* _Given exercise_
Below are some records; repeat them all exactly, minus the pictures.

* _Materials provided_
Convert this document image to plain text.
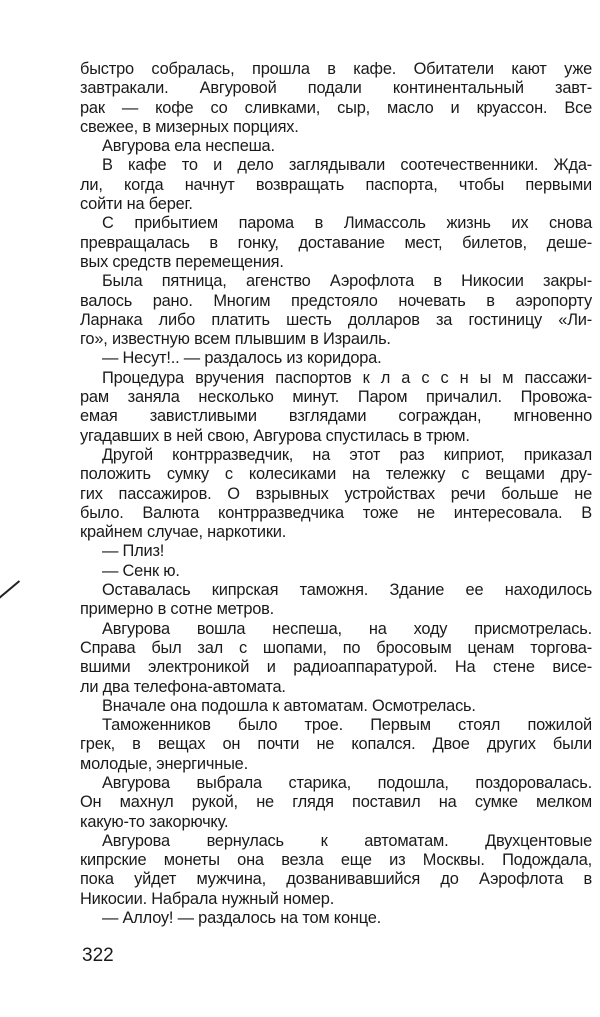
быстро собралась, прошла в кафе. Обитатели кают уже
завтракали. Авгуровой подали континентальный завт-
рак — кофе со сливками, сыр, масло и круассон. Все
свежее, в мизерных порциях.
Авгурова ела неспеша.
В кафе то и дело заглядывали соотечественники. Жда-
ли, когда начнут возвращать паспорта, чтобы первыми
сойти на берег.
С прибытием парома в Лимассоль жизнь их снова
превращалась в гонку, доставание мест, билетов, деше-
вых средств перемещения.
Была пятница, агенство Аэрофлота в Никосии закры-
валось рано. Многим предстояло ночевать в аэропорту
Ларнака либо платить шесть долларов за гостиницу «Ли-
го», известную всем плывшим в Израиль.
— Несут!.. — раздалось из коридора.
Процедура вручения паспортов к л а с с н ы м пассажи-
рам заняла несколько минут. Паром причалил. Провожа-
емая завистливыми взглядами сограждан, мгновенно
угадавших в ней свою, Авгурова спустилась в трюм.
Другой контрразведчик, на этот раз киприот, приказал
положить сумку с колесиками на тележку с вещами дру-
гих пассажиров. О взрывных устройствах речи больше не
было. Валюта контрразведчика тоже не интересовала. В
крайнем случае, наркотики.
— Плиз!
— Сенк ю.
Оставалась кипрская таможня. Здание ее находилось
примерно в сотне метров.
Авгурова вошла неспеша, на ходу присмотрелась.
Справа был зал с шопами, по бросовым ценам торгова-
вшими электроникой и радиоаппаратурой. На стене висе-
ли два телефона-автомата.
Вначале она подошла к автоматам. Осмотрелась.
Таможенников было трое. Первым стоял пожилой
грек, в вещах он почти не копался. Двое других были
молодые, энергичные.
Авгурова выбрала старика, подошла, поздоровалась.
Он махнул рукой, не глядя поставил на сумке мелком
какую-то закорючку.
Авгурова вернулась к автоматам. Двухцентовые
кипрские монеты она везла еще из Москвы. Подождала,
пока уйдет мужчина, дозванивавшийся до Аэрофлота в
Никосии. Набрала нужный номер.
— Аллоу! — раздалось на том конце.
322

* _Solution below_
Convert this document image to plain text.
быстро собралась, прошла в кафе. Обитатели кают уже
завтракали. Авгуровой подали континентальный завт-
рак — кофе со сливками, сыр, масло и круассон. Все
свежее, в мизерных порциях.
Авгурова ела неспеша.
В кафе то и дело заглядывали соотечественники. Жда-
ли, когда начнут возвращать паспорта, чтобы первыми
сойти на берег.
С прибытием парома в Лимассоль жизнь их снова
превращалась в гонку, доставание мест, билетов, деше-
вых средств перемещения.
Была пятница, агенство Аэрофлота в Никосии закры-
валось рано. Многим предстояло ночевать в аэропорту
Ларнака либо платить шесть долларов за гостиницу «Ли-
го», известную всем плывшим в Израиль.
— Несут!.. — раздалось из коридора.
Процедура вручения паспортов к л а с с н ы м пассажи-
рам заняла несколько минут. Паром причалил. Провожа-
емая завистливыми взглядами сограждан, мгновенно
угадавших в ней свою, Авгурова спустилась в трюм.
Другой контрразведчик, на этот раз киприот, приказал
положить сумку с колесиками на тележку с вещами дру-
гих пассажиров. О взрывных устройствах речи больше не
было. Валюта контрразведчика тоже не интересовала. В
крайнем случае, наркотики.
— Плиз!
— Сенк ю.
Оставалась кипрская таможня. Здание ее находилось
примерно в сотне метров.
Авгурова вошла неспеша, на ходу присмотрелась.
Справа был зал с шопами, по бросовым ценам торгова-
вшими электроникой и радиоаппаратурой. На стене висе-
ли два телефона-автомата.
Вначале она подошла к автоматам. Осмотрелась.
Таможенников было трое. Первым стоял пожилой
грек, в вещах он почти не копался. Двое других были
молодые, энергичные.
Авгурова выбрала старика, подошла, поздоровалась.
Он махнул рукой, не глядя поставил на сумке мелком
какую-то закорючку.
Авгурова вернулась к автоматам. Двухцентовые
кипрские монеты она везла еще из Москвы. Подождала,
пока уйдет мужчина, дозванивавшийся до Аэрофлота в
Никосии. Набрала нужный номер.
— Аллоу! — раздалось на том конце.
322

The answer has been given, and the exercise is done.